**YOUR GOAL**. Hunt for the word "もっちゃん" across the entries below, copying each line that holds it.

(Stored data)
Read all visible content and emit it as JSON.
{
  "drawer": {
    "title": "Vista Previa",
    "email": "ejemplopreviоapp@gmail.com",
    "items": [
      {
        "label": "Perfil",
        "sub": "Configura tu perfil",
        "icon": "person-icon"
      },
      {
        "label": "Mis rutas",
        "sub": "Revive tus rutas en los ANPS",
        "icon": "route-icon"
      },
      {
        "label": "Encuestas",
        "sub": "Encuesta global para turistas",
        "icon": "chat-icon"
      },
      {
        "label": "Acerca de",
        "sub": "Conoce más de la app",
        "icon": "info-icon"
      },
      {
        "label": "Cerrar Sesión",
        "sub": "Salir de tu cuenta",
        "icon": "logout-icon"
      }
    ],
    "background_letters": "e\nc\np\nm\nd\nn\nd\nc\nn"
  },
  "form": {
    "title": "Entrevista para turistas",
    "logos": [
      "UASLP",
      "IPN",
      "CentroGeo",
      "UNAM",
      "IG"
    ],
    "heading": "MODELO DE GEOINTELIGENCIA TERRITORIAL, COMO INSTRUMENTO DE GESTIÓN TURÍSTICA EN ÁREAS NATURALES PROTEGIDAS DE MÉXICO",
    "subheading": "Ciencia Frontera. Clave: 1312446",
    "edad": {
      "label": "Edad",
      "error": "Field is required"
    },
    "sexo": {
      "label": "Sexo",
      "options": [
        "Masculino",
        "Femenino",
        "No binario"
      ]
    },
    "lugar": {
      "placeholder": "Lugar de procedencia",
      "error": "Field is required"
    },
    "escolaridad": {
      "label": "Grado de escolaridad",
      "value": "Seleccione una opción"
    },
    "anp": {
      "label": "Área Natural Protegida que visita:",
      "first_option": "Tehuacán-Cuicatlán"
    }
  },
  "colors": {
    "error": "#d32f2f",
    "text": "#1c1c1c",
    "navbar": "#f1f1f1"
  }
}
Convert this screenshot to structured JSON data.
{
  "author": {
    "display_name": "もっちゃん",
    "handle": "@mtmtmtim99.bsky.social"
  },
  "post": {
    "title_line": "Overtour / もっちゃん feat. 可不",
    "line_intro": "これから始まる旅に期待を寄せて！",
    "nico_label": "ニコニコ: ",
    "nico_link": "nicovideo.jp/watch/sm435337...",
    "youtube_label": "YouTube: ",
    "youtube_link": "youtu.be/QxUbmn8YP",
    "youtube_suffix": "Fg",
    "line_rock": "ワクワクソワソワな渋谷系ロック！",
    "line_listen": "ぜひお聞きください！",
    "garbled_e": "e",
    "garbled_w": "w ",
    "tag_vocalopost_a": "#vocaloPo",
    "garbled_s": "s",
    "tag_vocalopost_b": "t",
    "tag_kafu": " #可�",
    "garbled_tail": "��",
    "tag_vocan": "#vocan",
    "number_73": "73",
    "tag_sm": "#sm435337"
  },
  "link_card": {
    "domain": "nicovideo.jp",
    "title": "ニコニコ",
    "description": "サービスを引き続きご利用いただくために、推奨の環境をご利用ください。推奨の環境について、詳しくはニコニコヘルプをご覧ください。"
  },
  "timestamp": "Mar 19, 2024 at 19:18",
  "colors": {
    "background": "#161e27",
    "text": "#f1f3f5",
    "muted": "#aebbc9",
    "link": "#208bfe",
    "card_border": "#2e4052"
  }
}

...

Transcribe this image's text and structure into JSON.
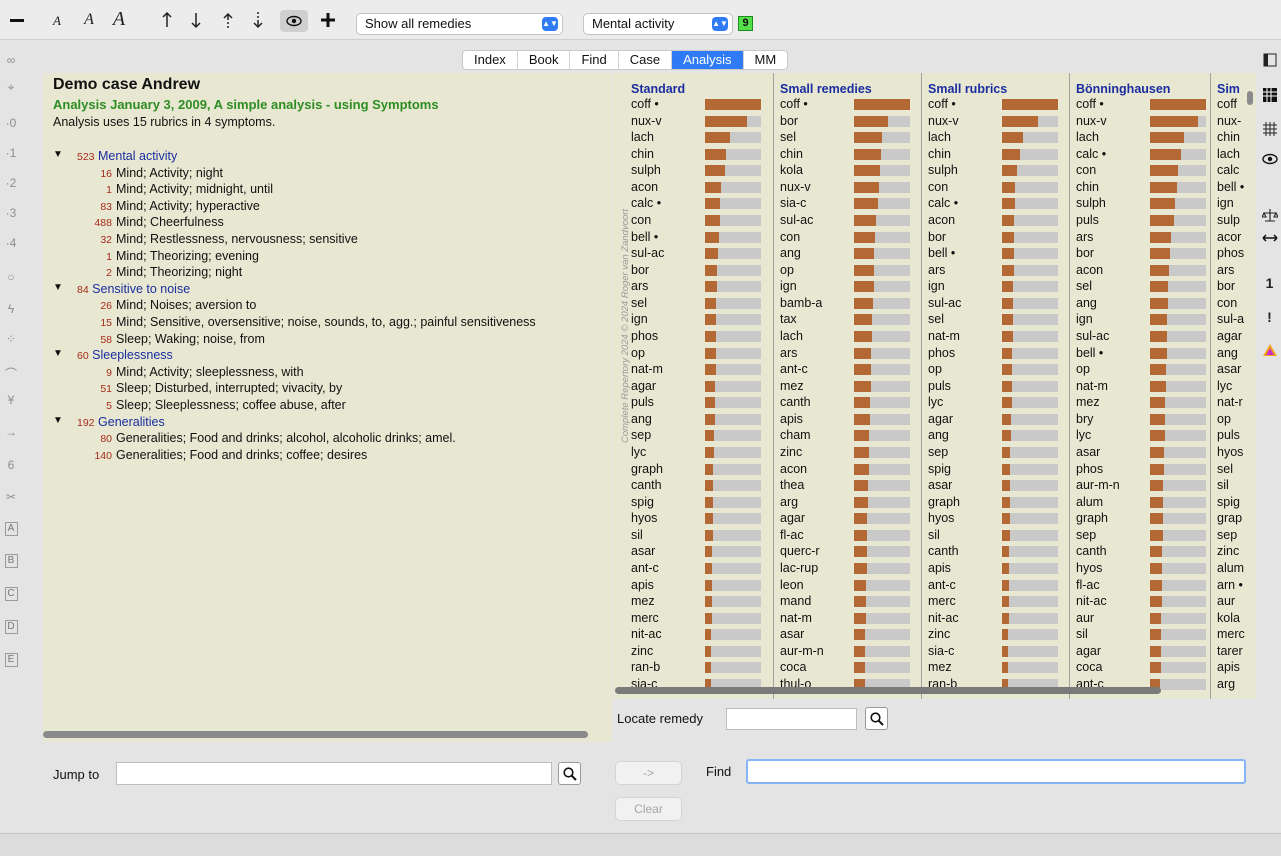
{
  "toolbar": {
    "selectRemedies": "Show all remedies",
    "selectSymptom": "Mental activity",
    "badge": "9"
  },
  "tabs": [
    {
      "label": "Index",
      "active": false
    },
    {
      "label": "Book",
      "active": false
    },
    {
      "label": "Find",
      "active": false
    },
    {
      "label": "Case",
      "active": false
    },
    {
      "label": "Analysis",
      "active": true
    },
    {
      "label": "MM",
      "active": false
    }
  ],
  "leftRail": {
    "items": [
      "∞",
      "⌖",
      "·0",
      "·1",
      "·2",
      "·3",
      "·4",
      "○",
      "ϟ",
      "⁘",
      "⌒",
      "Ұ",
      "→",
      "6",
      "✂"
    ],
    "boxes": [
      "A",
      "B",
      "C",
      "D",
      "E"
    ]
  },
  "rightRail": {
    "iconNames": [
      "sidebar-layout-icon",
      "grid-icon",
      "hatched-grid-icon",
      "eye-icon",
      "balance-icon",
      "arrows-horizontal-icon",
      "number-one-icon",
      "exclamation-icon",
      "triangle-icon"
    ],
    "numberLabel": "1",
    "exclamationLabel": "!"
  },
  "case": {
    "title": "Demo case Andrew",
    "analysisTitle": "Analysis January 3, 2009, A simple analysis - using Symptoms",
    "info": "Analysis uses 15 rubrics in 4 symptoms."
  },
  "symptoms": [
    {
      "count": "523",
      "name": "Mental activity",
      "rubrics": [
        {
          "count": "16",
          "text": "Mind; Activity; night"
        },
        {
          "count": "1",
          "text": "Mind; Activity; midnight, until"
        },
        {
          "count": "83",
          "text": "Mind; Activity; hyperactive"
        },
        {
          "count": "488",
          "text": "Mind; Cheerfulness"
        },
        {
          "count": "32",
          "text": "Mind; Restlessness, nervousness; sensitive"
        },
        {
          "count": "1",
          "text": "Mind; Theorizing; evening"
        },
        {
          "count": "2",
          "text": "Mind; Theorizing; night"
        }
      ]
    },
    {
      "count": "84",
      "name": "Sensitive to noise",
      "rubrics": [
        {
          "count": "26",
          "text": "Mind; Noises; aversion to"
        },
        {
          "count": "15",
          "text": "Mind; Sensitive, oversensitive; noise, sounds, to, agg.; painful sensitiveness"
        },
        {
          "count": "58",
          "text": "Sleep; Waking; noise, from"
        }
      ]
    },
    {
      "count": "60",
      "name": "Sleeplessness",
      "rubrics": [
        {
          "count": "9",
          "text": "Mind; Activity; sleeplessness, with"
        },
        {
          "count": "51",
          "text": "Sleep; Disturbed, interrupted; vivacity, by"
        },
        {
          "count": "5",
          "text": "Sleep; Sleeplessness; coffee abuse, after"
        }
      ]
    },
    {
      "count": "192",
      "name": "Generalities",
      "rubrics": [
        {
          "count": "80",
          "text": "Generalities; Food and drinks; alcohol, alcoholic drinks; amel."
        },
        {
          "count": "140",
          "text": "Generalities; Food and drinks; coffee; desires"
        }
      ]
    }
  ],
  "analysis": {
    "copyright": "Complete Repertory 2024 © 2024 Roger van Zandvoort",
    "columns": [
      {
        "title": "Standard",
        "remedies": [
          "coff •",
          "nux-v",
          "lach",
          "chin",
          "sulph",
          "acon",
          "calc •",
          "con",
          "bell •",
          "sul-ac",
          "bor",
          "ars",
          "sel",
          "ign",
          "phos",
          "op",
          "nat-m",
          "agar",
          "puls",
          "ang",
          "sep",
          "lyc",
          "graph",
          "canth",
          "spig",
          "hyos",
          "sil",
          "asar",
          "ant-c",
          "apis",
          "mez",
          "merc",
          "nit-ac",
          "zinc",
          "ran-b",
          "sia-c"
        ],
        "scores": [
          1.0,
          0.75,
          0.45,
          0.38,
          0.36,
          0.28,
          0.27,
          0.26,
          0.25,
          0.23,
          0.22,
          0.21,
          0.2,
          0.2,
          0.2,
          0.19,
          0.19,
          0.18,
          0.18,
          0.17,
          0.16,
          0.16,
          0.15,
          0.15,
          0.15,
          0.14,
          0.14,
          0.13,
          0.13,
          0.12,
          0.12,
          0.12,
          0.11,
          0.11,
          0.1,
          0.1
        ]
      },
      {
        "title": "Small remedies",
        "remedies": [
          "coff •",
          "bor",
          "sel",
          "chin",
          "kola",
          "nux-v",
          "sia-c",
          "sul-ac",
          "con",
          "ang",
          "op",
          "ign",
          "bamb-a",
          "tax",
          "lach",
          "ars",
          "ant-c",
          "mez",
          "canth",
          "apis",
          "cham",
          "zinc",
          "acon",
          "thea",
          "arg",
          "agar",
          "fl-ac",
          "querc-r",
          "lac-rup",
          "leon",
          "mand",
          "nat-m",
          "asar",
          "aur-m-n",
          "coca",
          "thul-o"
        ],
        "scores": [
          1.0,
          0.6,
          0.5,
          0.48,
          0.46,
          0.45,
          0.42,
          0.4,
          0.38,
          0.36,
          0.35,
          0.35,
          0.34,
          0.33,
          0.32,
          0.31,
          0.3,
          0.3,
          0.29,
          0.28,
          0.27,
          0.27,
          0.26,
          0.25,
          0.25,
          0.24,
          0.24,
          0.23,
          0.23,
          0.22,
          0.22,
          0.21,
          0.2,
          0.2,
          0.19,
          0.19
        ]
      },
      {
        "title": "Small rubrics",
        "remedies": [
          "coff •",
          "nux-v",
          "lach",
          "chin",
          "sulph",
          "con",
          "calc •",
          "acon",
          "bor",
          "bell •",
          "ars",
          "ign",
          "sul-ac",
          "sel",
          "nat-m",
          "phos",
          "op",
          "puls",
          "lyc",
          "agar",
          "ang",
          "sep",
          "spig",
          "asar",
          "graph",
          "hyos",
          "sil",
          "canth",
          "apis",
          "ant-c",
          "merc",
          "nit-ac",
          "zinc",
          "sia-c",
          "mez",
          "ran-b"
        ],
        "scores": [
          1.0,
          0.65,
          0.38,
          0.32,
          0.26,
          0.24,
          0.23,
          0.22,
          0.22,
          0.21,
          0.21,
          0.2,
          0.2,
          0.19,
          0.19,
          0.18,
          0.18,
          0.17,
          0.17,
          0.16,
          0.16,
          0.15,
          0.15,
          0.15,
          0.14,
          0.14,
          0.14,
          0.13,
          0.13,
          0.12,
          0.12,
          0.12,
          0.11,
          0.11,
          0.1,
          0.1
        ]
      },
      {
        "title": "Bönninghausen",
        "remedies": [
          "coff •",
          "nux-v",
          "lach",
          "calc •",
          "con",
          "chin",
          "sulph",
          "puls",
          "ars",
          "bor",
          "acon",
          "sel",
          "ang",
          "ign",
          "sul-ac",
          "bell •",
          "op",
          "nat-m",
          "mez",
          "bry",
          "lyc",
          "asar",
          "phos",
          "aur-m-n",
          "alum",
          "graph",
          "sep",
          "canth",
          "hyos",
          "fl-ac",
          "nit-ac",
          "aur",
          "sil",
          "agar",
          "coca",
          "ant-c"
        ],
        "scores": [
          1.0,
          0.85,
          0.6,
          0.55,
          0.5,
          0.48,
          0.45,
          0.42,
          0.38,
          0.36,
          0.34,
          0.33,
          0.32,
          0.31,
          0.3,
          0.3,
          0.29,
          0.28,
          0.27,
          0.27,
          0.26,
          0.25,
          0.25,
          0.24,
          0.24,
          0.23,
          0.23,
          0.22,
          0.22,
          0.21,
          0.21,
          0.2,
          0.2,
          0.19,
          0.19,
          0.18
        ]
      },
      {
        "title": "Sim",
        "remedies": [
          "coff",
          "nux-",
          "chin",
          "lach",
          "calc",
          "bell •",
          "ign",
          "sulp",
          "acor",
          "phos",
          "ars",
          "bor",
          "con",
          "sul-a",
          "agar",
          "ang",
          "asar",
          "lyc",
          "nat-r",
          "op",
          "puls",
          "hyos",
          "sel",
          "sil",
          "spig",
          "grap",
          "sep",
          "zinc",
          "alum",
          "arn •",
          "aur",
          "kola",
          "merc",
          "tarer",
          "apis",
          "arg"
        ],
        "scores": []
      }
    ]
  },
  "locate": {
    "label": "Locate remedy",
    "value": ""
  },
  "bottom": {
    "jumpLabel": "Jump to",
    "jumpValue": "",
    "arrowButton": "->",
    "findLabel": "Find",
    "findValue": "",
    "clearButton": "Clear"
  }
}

**TASK SOLUTION**.
    "display_name": "もっちゃん",
    "title_line": "Overtour / もっちゃん feat. 可不",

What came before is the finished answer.